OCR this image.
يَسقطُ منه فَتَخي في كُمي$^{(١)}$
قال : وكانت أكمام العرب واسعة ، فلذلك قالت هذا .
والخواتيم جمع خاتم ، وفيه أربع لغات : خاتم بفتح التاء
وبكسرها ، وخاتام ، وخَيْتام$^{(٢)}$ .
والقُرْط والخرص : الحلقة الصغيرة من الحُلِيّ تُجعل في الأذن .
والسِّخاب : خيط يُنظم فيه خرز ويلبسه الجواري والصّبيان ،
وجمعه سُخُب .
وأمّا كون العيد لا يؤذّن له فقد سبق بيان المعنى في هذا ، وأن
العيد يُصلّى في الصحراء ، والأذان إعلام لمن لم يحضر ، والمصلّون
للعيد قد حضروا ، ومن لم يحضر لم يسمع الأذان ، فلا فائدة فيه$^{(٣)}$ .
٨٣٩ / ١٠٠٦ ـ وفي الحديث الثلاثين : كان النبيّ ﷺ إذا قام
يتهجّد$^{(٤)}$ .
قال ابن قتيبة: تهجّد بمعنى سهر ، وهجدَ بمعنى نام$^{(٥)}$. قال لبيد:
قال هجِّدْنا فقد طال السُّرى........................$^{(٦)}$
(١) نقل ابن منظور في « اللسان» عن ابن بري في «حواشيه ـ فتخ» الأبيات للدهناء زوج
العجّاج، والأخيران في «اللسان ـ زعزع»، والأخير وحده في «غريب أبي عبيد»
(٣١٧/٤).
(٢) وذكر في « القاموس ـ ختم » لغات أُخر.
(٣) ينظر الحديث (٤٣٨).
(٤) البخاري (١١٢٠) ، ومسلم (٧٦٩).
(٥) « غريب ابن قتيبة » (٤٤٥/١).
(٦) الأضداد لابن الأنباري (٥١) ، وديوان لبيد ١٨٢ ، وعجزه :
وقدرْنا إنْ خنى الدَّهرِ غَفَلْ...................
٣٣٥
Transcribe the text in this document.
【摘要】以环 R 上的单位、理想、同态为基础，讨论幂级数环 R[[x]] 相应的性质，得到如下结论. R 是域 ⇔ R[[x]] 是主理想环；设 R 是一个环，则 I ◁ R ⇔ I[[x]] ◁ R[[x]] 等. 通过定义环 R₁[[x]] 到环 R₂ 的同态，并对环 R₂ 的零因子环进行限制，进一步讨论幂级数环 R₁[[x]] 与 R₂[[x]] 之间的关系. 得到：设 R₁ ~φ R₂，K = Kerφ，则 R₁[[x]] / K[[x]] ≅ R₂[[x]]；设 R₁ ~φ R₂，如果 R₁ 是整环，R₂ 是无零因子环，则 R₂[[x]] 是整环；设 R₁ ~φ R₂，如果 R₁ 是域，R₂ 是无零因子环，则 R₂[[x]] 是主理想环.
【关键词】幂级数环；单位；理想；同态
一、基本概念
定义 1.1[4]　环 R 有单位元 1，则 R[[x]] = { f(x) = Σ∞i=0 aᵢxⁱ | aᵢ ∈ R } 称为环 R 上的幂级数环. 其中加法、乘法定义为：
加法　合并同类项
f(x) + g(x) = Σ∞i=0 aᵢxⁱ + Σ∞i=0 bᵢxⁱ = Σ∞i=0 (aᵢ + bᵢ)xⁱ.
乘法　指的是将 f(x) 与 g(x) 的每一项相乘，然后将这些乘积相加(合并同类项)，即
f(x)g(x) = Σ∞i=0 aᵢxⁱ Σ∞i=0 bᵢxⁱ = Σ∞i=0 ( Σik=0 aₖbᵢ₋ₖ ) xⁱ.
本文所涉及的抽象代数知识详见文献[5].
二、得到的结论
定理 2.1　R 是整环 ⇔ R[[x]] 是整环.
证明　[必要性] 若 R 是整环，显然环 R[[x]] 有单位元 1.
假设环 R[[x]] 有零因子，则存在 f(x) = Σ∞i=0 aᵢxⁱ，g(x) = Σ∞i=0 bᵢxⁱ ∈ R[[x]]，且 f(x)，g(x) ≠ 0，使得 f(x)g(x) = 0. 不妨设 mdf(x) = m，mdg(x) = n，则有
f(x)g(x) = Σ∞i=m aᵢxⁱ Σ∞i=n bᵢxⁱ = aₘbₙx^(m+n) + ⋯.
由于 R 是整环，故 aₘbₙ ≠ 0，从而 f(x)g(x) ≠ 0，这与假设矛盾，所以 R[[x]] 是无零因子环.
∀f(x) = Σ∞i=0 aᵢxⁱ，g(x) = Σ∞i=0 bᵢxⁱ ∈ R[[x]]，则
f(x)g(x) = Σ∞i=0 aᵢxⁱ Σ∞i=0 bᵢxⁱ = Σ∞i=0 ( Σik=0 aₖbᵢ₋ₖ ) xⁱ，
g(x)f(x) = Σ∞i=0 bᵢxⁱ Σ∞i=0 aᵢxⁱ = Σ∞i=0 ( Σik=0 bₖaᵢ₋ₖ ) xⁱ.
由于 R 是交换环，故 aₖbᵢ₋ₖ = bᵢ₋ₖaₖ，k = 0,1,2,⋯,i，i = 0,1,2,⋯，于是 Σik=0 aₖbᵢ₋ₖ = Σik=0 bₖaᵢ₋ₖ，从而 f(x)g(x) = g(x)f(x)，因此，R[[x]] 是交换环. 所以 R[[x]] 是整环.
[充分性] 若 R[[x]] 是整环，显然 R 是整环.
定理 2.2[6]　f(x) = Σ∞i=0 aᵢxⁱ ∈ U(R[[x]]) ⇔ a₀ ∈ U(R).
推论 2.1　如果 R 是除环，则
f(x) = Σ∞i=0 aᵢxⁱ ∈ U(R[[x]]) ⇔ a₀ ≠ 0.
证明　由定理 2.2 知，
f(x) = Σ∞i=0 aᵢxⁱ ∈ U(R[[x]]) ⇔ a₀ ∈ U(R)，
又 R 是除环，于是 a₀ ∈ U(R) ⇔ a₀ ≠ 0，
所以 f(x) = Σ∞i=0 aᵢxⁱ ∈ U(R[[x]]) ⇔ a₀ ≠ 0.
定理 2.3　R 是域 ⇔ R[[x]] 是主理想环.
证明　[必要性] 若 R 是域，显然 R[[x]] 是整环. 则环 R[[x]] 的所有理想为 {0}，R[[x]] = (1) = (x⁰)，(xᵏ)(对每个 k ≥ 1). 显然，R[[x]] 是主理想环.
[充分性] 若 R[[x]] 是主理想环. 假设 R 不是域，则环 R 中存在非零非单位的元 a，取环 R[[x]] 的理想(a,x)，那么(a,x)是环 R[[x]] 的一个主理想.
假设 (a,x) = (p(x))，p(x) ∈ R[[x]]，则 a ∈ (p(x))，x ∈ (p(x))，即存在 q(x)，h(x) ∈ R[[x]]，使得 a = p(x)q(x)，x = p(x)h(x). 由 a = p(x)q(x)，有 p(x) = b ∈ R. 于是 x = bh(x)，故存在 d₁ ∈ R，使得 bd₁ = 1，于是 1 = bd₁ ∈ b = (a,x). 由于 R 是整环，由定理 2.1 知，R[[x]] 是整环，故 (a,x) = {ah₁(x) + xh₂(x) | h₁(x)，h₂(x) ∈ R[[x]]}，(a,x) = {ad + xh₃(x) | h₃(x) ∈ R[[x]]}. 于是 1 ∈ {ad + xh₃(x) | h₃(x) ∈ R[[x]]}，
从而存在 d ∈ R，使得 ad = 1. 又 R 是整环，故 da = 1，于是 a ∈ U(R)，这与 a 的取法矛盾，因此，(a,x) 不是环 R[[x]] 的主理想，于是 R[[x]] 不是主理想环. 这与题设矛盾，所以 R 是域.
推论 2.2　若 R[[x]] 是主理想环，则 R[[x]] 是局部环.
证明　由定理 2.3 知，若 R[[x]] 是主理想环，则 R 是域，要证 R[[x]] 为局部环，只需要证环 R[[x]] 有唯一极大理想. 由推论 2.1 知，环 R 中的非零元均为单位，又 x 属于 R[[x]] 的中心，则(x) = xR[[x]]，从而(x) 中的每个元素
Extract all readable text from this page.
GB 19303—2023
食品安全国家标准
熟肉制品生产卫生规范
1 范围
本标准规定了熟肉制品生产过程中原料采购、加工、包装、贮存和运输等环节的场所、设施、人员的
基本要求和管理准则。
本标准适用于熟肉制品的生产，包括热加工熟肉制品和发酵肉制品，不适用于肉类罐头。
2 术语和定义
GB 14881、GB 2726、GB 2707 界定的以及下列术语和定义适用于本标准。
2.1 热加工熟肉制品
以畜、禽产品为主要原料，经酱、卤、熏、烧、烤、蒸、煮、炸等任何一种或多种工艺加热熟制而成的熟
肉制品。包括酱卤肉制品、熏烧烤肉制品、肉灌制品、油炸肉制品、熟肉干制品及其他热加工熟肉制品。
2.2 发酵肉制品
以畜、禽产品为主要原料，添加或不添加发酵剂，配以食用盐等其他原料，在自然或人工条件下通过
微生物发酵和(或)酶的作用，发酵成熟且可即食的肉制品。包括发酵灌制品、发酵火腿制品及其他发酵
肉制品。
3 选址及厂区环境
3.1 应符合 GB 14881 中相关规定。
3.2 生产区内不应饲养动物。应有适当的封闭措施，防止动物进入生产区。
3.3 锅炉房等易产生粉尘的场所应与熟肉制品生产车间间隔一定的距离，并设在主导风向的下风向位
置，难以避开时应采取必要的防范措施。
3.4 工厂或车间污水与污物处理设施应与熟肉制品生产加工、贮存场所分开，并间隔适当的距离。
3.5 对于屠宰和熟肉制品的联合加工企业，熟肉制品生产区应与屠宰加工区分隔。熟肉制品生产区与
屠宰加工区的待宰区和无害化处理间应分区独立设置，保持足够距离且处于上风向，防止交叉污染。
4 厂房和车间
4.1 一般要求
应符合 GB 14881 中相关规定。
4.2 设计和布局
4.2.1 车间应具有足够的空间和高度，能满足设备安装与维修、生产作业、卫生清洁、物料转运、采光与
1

---------------

# Directions for this task
Reproduce the listing above exactly from the line containing "Extract all readable text from this page." through its last line, with both of those lines included.

# Solution below
Extract all readable text from this page.
GB 19303—2023
食品安全国家标准
熟肉制品生产卫生规范
1 范围
本标准规定了熟肉制品生产过程中原料采购、加工、包装、贮存和运输等环节的场所、设施、人员的
基本要求和管理准则。
本标准适用于熟肉制品的生产，包括热加工熟肉制品和发酵肉制品，不适用于肉类罐头。
2 术语和定义
GB 14881、GB 2726、GB 2707 界定的以及下列术语和定义适用于本标准。
2.1 热加工熟肉制品
以畜、禽产品为主要原料，经酱、卤、熏、烧、烤、蒸、煮、炸等任何一种或多种工艺加热熟制而成的熟
肉制品。包括酱卤肉制品、熏烧烤肉制品、肉灌制品、油炸肉制品、熟肉干制品及其他热加工熟肉制品。
2.2 发酵肉制品
以畜、禽产品为主要原料，添加或不添加发酵剂，配以食用盐等其他原料，在自然或人工条件下通过
微生物发酵和(或)酶的作用，发酵成熟且可即食的肉制品。包括发酵灌制品、发酵火腿制品及其他发酵
肉制品。
3 选址及厂区环境
3.1 应符合 GB 14881 中相关规定。
3.2 生产区内不应饲养动物。应有适当的封闭措施，防止动物进入生产区。
3.3 锅炉房等易产生粉尘的场所应与熟肉制品生产车间间隔一定的距离，并设在主导风向的下风向位
置，难以避开时应采取必要的防范措施。
3.4 工厂或车间污水与污物处理设施应与熟肉制品生产加工、贮存场所分开，并间隔适当的距离。
3.5 对于屠宰和熟肉制品的联合加工企业，熟肉制品生产区应与屠宰加工区分隔。熟肉制品生产区与
屠宰加工区的待宰区和无害化处理间应分区独立设置，保持足够距离且处于上风向，防止交叉污染。
4 厂房和车间
4.1 一般要求
应符合 GB 14881 中相关规定。
4.2 设计和布局
4.2.1 车间应具有足够的空间和高度，能满足设备安装与维修、生产作业、卫生清洁、物料转运、采光与
1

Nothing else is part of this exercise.